— BEGIN Data for this exercise —
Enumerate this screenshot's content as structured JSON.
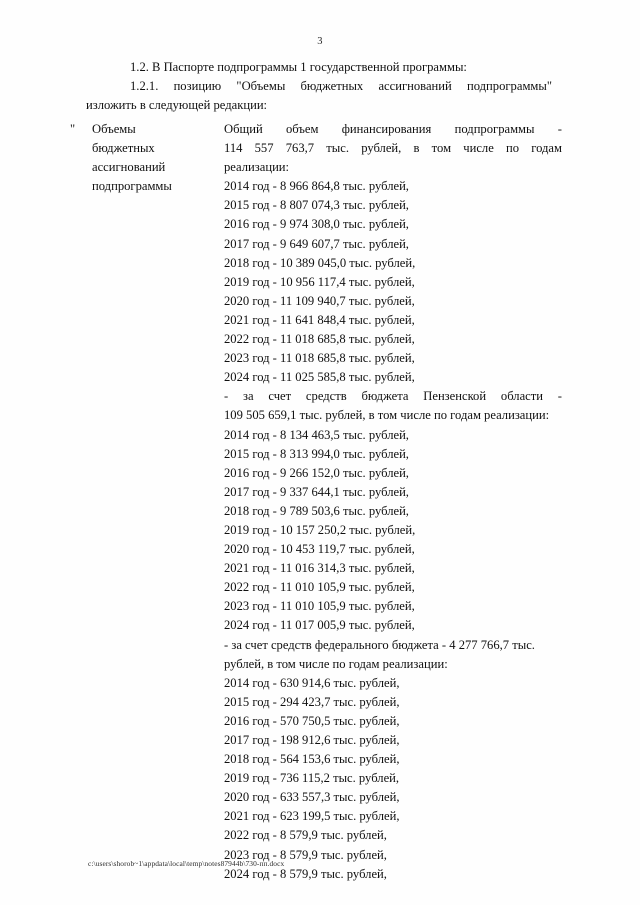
{
  "document": {
    "page_number": "3",
    "footer_path": "c:\\users\\shorob~1\\appdata\\local\\temp\\notes87944b\\730-пп.docx"
  },
  "intro": {
    "clause_1_2": "1.2. В Паспорте подпрограммы 1 государственной программы:",
    "clause_1_2_1": "1.2.1. позицию \"Объемы бюджетных ассигнований подпрограммы\"",
    "clause_1_2_1_cont": "изложить в следующей редакции:"
  },
  "table": {
    "open_quote": "\"",
    "label_lines": [
      "Объемы",
      "бюджетных",
      "ассигнований",
      "подпрограммы"
    ],
    "total": {
      "intro_line_1": "Общий объем финансирования подпрограммы -",
      "intro_line_2": "114 557 763,7 тыс. рублей, в том числе по годам",
      "intro_line_3": "реализации:",
      "years": [
        "2014 год - 8 966 864,8 тыс. рублей,",
        "2015 год - 8 807 074,3 тыс. рублей,",
        "2016 год - 9 974 308,0 тыс. рублей,",
        "2017 год - 9 649 607,7 тыс. рублей,",
        "2018 год - 10 389 045,0 тыс. рублей,",
        "2019 год - 10 956 117,4 тыс. рублей,",
        "2020 год - 11 109 940,7 тыс. рублей,",
        "2021 год - 11 641 848,4 тыс. рублей,",
        "2022 год - 11 018 685,8 тыс. рублей,",
        "2023 год - 11 018 685,8 тыс. рублей,",
        "2024 год - 11 025 585,8 тыс. рублей,"
      ]
    },
    "regional": {
      "intro_line_1": "- за счет средств бюджета Пензенской области -",
      "intro_line_2": "109 505 659,1 тыс. рублей, в том числе по годам реализации:",
      "years": [
        "2014 год - 8 134 463,5 тыс. рублей,",
        "2015 год - 8 313 994,0 тыс. рублей,",
        "2016 год - 9 266 152,0 тыс. рублей,",
        "2017 год - 9 337 644,1 тыс. рублей,",
        "2018 год - 9 789 503,6 тыс. рублей,",
        "2019 год - 10 157 250,2 тыс. рублей,",
        "2020 год - 10 453 119,7 тыс. рублей,",
        "2021 год - 11 016 314,3 тыс. рублей,",
        "2022 год - 11 010 105,9 тыс. рублей,",
        "2023 год - 11 010 105,9 тыс. рублей,",
        "2024 год - 11 017 005,9 тыс. рублей,"
      ]
    },
    "federal": {
      "intro_line_1": "- за счет средств федерального бюджета - 4 277 766,7 тыс.",
      "intro_line_2": "рублей, в том числе по годам реализации:",
      "years": [
        "2014 год - 630 914,6 тыс. рублей,",
        "2015 год - 294 423,7 тыс. рублей,",
        "2016 год - 570 750,5 тыс. рублей,",
        "2017 год - 198 912,6 тыс. рублей,",
        "2018 год - 564 153,6 тыс. рублей,",
        "2019 год - 736 115,2 тыс. рублей,",
        "2020 год - 633 557,3 тыс. рублей,",
        "2021 год - 623 199,5 тыс. рублей,",
        "2022 год - 8 579,9 тыс. рублей,",
        "2023 год - 8 579,9 тыс. рублей,",
        "2024 год - 8 579,9 тыс. рублей,"
      ]
    }
  }
}
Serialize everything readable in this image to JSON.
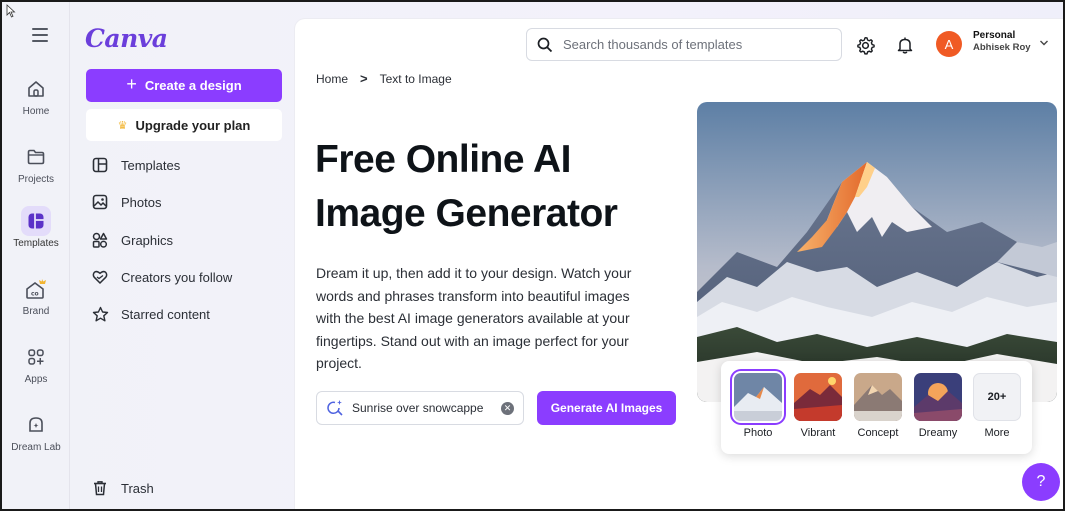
— END Data for this exercise —
Copy every line of the data exactly as written, excluding the pictures.

Answer below:
Enumerate this screenshot's content as structured JSON.
{
  "document": {
    "page_number": "3",
    "footer_path": "c:\\users\\shorob~1\\appdata\\local\\temp\\notes87944b\\730-пп.docx"
  },
  "intro": {
    "clause_1_2": "1.2. В Паспорте подпрограммы 1 государственной программы:",
    "clause_1_2_1": "1.2.1. позицию \"Объемы бюджетных ассигнований подпрограммы\"",
    "clause_1_2_1_cont": "изложить в следующей редакции:"
  },
  "table": {
    "open_quote": "\"",
    "label_lines": [
      "Объемы",
      "бюджетных",
      "ассигнований",
      "подпрограммы"
    ],
    "total": {
      "intro_line_1": "Общий объем финансирования подпрограммы -",
      "intro_line_2": "114 557 763,7 тыс. рублей, в том числе по годам",
      "intro_line_3": "реализации:",
      "years": [
        "2014 год - 8 966 864,8 тыс. рублей,",
        "2015 год - 8 807 074,3 тыс. рублей,",
        "2016 год - 9 974 308,0 тыс. рублей,",
        "2017 год - 9 649 607,7 тыс. рублей,",
        "2018 год - 10 389 045,0 тыс. рублей,",
        "2019 год - 10 956 117,4 тыс. рублей,",
        "2020 год - 11 109 940,7 тыс. рублей,",
        "2021 год - 11 641 848,4 тыс. рублей,",
        "2022 год - 11 018 685,8 тыс. рублей,",
        "2023 год - 11 018 685,8 тыс. рублей,",
        "2024 год - 11 025 585,8 тыс. рублей,"
      ]
    },
    "regional": {
      "intro_line_1": "- за счет средств бюджета Пензенской области -",
      "intro_line_2": "109 505 659,1 тыс. рублей, в том числе по годам реализации:",
      "years": [
        "2014 год - 8 134 463,5 тыс. рублей,",
        "2015 год - 8 313 994,0 тыс. рублей,",
        "2016 год - 9 266 152,0 тыс. рублей,",
        "2017 год - 9 337 644,1 тыс. рублей,",
        "2018 год - 9 789 503,6 тыс. рублей,",
        "2019 год - 10 157 250,2 тыс. рублей,",
        "2020 год - 10 453 119,7 тыс. рублей,",
        "2021 год - 11 016 314,3 тыс. рублей,",
        "2022 год - 11 010 105,9 тыс. рублей,",
        "2023 год - 11 010 105,9 тыс. рублей,",
        "2024 год - 11 017 005,9 тыс. рублей,"
      ]
    },
    "federal": {
      "intro_line_1": "- за счет средств федерального бюджета - 4 277 766,7 тыс.",
      "intro_line_2": "рублей, в том числе по годам реализации:",
      "years": [
        "2014 год - 630 914,6 тыс. рублей,",
        "2015 год - 294 423,7 тыс. рублей,",
        "2016 год - 570 750,5 тыс. рублей,",
        "2017 год - 198 912,6 тыс. рублей,",
        "2018 год - 564 153,6 тыс. рублей,",
        "2019 год - 736 115,2 тыс. рублей,",
        "2020 год - 633 557,3 тыс. рублей,",
        "2021 год - 623 199,5 тыс. рублей,",
        "2022 год - 8 579,9 тыс. рублей,",
        "2023 год - 8 579,9 тыс. рублей,",
        "2024 год - 8 579,9 тыс. рублей,"
      ]
    }
  }
}
Serialize everything readable in this image to JSON.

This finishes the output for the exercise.